[WHAT THE TASK ASKS] Copy all lines in which the word "agora" can be found.

******************************

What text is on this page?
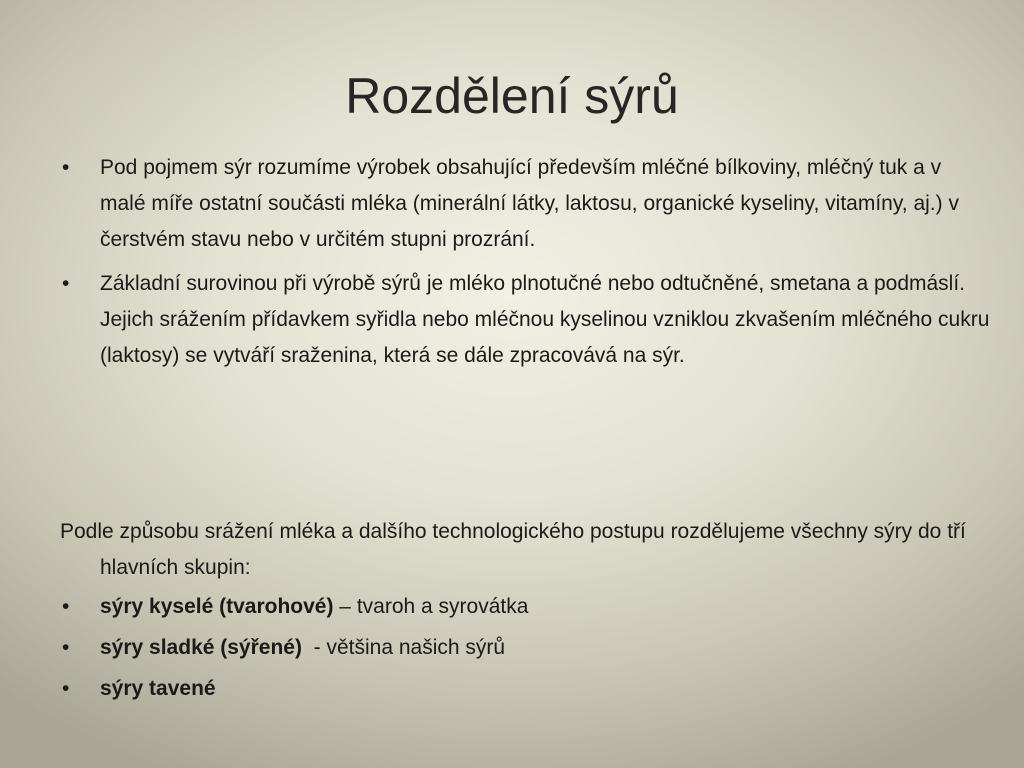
Rozdělení sýrů
• Pod pojmem sýr rozumíme výrobek obsahující především mléčné bílkoviny, mléčný tuk a v malé míře ostatní součásti mléka (minerální látky, laktosu, organické kyseliny, vitamíny, aj.) v čerstvém stavu nebo v určitém stupni prozrání.
• Základní surovinou při výrobě sýrů je mléko plnotučné nebo odtučněné, smetana a podmáslí. Jejich srážením přídavkem syřidla nebo mléčnou kyselinou vzniklou zkvašením mléčného cukru (laktosy) se vytváří sraženina, která se dále zpracovává na sýr.
Podle způsobu srážení mléka a dalšího technologického postupu rozdělujeme všechny sýry do tří hlavních skupin:
• sýry kyselé (tvarohové) – tvaroh a syrovátka
• sýry sladké (sýřené)  - většina našich sýrů
• sýry tavené
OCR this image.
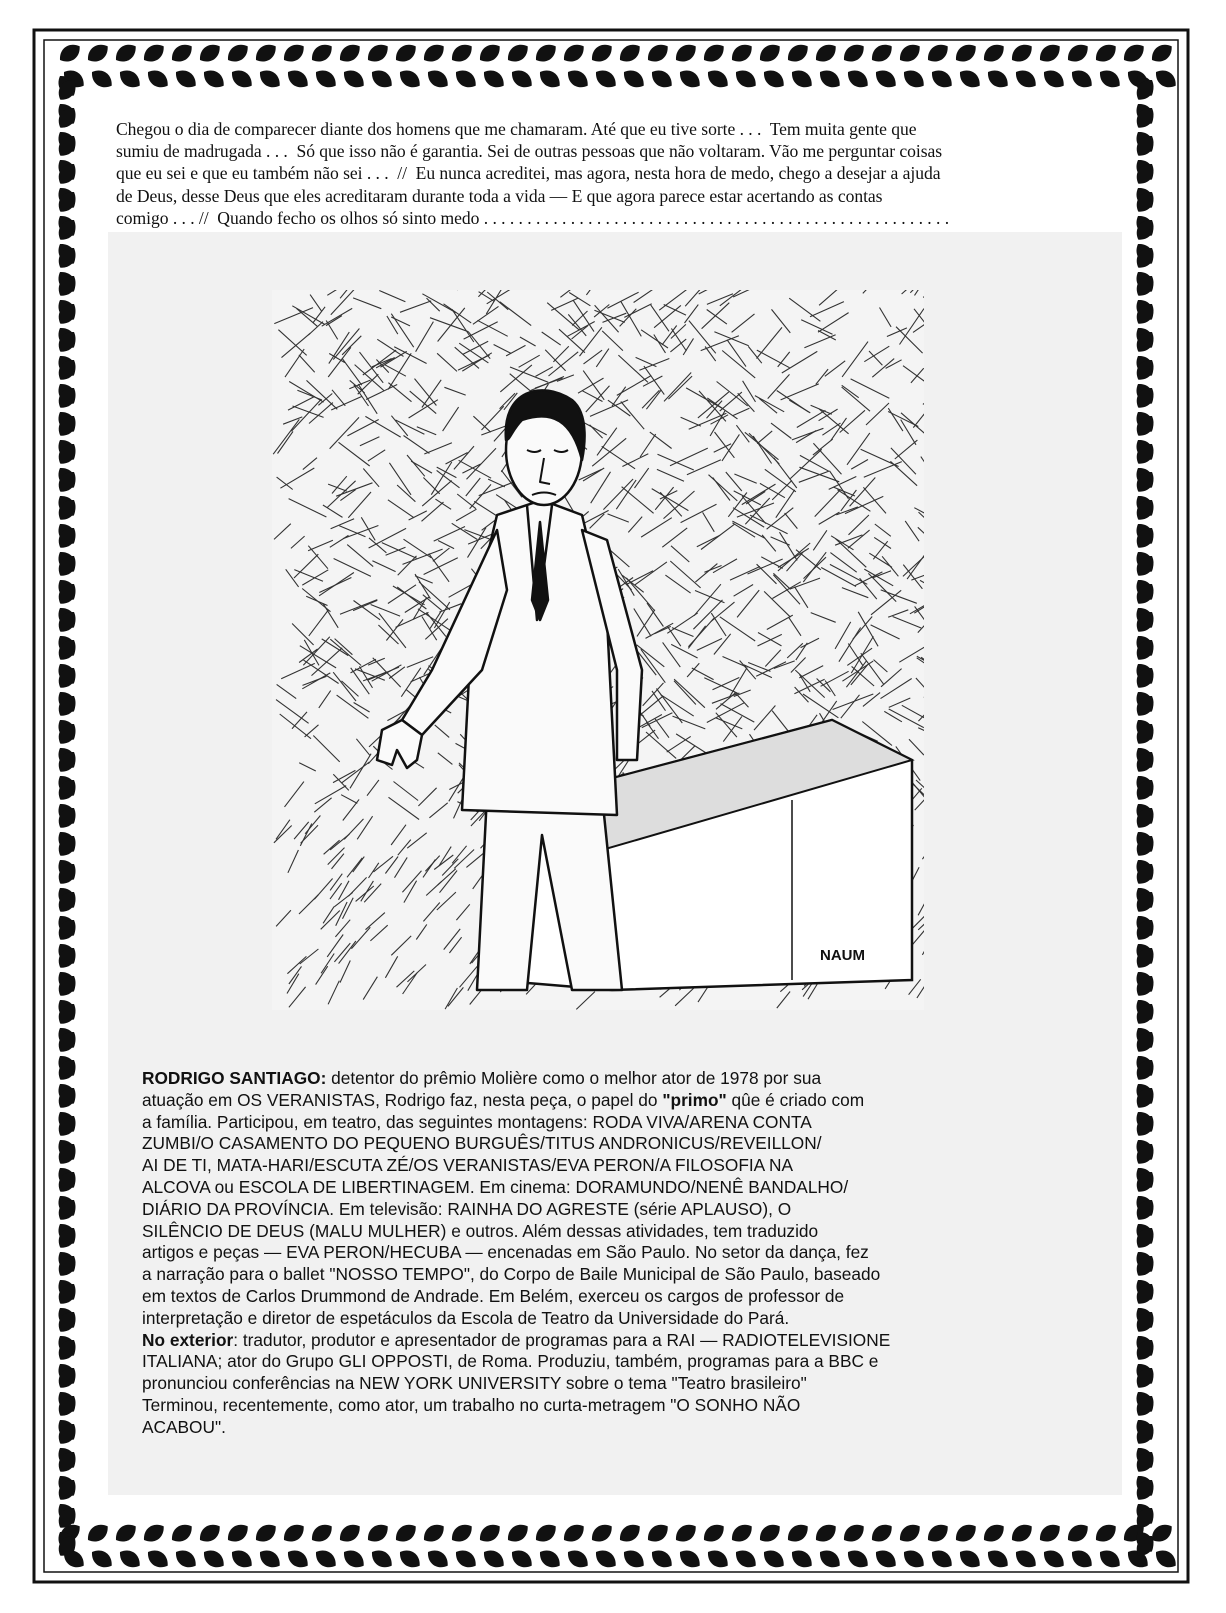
Chegou o dia de comparecer diante dos homens que me chamaram. Até que eu tive sorte . . .  Tem muita gente que
sumiu de madrugada . . .  Só que isso não é garantia. Sei de outras pessoas que não voltaram. Vão me perguntar coisas
que eu sei e que eu também não sei . . .  //  Eu nunca acreditei, mas agora, nesta hora de medo, chego a desejar a ajuda
de Deus, desse Deus que eles acreditaram durante toda a vida — E que agora parece estar acertando as contas
comigo . . . //  Quando fecho os olhos só sinto medo . . . . . . . . . . . . . . . . . . . . . . . . . . . . . . . . . . . . . . . . . . . . . . . . . . . . . .
NAUM
RODRIGO SANTIAGO: detentor do prêmio Molière como o melhor ator de 1978 por sua
atuação em OS VERANISTAS, Rodrigo faz, nesta peça, o papel do "primo" qûe é criado com
a família. Participou, em teatro, das seguintes montagens: RODA VIVA/ARENA CONTA
ZUMBI/O CASAMENTO DO PEQUENO BURGUÊS/TITUS ANDRONICUS/REVEILLON/
AI DE TI, MATA-HARI/ESCUTA ZÉ/OS VERANISTAS/EVA PERON/A FILOSOFIA NA
ALCOVA ou ESCOLA DE LIBERTINAGEM. Em cinema: DORAMUNDO/NENÊ BANDALHO/
DIÁRIO DA PROVÍNCIA. Em televisão: RAINHA DO AGRESTE (série APLAUSO), O
SILÊNCIO DE DEUS (MALU MULHER) e outros. Além dessas atividades, tem traduzido
artigos e peças — EVA PERON/HECUBA — encenadas em São Paulo. No setor da dança, fez
a narração para o ballet "NOSSO TEMPO", do Corpo de Baile Municipal de São Paulo, baseado
em textos de Carlos Drummond de Andrade. Em Belém, exerceu os cargos de professor de
interpretação e diretor de espetáculos da Escola de Teatro da Universidade do Pará.
No exterior: tradutor, produtor e apresentador de programas para a RAI — RADIOTELEVISIONE
ITALIANA; ator do Grupo GLI OPPOSTI, de Roma. Produziu, também, programas para a BBC e
pronunciou conferências na NEW YORK UNIVERSITY sobre o tema "Teatro brasileiro"
Terminou, recentemente, como ator, um trabalho no curta-metragem "O SONHO NÃO
ACABOU".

******************************

[THE OUTPUT]
que eu sei e que eu também não sei . . .  //  Eu nunca acreditei, mas agora, nesta hora de medo, chego a desejar a ajuda
de Deus, desse Deus que eles acreditaram durante toda a vida — E que agora parece estar acertando as contas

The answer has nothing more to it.